WHAT IS REQUIRED ::
Go through the entries one line at a time, and gather every line that has the word "mola".

DATA ::

——

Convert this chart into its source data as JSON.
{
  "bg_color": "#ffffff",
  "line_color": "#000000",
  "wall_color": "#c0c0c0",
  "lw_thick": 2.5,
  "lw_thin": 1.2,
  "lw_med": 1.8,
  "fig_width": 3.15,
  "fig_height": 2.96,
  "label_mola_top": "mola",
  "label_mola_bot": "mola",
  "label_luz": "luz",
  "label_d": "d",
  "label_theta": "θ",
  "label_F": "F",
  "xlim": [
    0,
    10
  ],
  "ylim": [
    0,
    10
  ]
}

——

FULL RESPONSE ::
  "label_mola_top": "mola",
  "label_mola_bot": "mola",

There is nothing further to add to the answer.